## GOAL
Copy the items word for word, from the very beginning through the line that contains "tuplet-number: 3: [544, 1416, 554, 1438]", including that line.

Element box annotations
-=-=-=-=-

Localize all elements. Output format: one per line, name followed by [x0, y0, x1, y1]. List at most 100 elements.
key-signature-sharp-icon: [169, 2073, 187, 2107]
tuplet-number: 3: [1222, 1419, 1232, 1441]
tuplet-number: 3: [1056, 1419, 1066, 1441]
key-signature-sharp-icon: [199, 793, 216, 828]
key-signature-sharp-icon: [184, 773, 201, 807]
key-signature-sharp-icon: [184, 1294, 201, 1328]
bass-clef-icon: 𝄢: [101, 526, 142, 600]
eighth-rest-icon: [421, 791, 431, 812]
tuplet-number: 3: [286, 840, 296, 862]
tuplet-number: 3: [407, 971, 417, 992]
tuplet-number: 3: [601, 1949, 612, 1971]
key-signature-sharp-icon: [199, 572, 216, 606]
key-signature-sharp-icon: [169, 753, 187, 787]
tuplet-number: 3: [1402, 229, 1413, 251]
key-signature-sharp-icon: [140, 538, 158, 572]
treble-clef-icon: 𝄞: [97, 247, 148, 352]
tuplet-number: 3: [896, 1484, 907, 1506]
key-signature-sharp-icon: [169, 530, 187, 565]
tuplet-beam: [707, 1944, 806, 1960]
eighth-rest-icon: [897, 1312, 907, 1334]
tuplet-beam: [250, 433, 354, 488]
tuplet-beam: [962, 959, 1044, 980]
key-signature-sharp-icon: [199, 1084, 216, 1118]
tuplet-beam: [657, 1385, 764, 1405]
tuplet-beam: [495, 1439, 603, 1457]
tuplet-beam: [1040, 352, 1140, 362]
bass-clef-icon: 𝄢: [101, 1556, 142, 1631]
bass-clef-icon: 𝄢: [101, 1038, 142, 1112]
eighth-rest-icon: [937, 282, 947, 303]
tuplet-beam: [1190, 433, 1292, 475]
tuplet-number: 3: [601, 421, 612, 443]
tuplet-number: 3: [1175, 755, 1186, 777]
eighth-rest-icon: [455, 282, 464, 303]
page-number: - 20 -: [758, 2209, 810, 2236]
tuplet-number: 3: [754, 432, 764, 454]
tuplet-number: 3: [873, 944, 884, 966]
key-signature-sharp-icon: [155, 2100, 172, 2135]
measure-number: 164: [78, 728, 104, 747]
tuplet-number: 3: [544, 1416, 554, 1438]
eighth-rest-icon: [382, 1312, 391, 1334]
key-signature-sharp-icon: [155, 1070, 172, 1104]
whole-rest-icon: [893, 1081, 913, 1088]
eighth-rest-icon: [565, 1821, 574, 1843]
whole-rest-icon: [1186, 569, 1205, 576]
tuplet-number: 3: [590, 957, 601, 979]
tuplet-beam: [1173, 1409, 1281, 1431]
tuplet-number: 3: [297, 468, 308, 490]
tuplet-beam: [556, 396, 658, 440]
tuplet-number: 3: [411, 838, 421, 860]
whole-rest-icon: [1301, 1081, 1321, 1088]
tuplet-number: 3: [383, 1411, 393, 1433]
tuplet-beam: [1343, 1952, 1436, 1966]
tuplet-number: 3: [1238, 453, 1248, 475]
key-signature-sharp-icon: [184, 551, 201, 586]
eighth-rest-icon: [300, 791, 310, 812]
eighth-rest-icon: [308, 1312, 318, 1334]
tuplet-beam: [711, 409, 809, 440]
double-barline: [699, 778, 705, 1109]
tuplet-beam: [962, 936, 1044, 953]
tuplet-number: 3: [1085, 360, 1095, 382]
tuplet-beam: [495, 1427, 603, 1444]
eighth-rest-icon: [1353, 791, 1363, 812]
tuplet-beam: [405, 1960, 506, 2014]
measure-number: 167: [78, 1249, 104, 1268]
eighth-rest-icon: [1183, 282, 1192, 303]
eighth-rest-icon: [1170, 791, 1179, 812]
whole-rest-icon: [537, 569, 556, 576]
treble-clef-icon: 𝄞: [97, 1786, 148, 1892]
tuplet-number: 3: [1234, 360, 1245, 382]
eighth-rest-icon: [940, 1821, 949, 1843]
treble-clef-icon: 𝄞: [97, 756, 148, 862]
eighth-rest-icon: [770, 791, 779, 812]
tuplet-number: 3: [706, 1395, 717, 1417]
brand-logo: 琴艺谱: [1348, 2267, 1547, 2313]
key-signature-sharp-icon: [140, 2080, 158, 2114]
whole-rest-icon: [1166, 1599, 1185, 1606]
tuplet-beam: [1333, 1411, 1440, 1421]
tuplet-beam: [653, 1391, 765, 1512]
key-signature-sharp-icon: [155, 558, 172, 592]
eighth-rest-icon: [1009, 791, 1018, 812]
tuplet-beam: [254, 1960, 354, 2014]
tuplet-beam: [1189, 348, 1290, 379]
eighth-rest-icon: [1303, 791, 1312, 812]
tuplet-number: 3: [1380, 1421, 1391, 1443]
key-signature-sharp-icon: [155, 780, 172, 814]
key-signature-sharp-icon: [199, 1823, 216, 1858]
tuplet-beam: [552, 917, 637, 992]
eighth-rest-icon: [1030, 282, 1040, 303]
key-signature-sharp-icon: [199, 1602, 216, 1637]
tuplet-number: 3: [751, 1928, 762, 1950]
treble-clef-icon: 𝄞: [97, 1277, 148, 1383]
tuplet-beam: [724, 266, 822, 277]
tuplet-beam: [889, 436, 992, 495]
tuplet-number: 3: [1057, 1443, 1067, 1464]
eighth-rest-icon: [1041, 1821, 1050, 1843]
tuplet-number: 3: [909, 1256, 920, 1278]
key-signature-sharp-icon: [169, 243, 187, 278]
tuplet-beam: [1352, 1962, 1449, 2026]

-=-=-=-=-

## EXERCISE SOLUTION
Localize all elements. Output format: one per line, name followed by [x0, y0, x1, y1]. List at most 100 elements.
key-signature-sharp-icon: [169, 2073, 187, 2107]
tuplet-number: 3: [1222, 1419, 1232, 1441]
tuplet-number: 3: [1056, 1419, 1066, 1441]
key-signature-sharp-icon: [199, 793, 216, 828]
key-signature-sharp-icon: [184, 773, 201, 807]
key-signature-sharp-icon: [184, 1294, 201, 1328]
bass-clef-icon: 𝄢: [101, 526, 142, 600]
eighth-rest-icon: [421, 791, 431, 812]
tuplet-number: 3: [286, 840, 296, 862]
tuplet-number: 3: [407, 971, 417, 992]
tuplet-number: 3: [601, 1949, 612, 1971]
key-signature-sharp-icon: [199, 572, 216, 606]
key-signature-sharp-icon: [169, 753, 187, 787]
tuplet-number: 3: [1402, 229, 1413, 251]
key-signature-sharp-icon: [140, 538, 158, 572]
treble-clef-icon: 𝄞: [97, 247, 148, 352]
tuplet-number: 3: [896, 1484, 907, 1506]
key-signature-sharp-icon: [169, 530, 187, 565]
tuplet-beam: [707, 1944, 806, 1960]
eighth-rest-icon: [897, 1312, 907, 1334]
tuplet-beam: [250, 433, 354, 488]
tuplet-beam: [962, 959, 1044, 980]
key-signature-sharp-icon: [199, 1084, 216, 1118]
tuplet-beam: [657, 1385, 764, 1405]
tuplet-beam: [495, 1439, 603, 1457]
tuplet-beam: [1040, 352, 1140, 362]
bass-clef-icon: 𝄢: [101, 1556, 142, 1631]
bass-clef-icon: 𝄢: [101, 1038, 142, 1112]
eighth-rest-icon: [937, 282, 947, 303]
tuplet-beam: [1190, 433, 1292, 475]
tuplet-number: 3: [601, 421, 612, 443]
tuplet-number: 3: [1175, 755, 1186, 777]
eighth-rest-icon: [455, 282, 464, 303]
page-number: - 20 -: [758, 2209, 810, 2236]
tuplet-number: 3: [754, 432, 764, 454]
tuplet-number: 3: [873, 944, 884, 966]
key-signature-sharp-icon: [155, 2100, 172, 2135]
measure-number: 164: [78, 728, 104, 747]
tuplet-number: 3: [544, 1416, 554, 1438]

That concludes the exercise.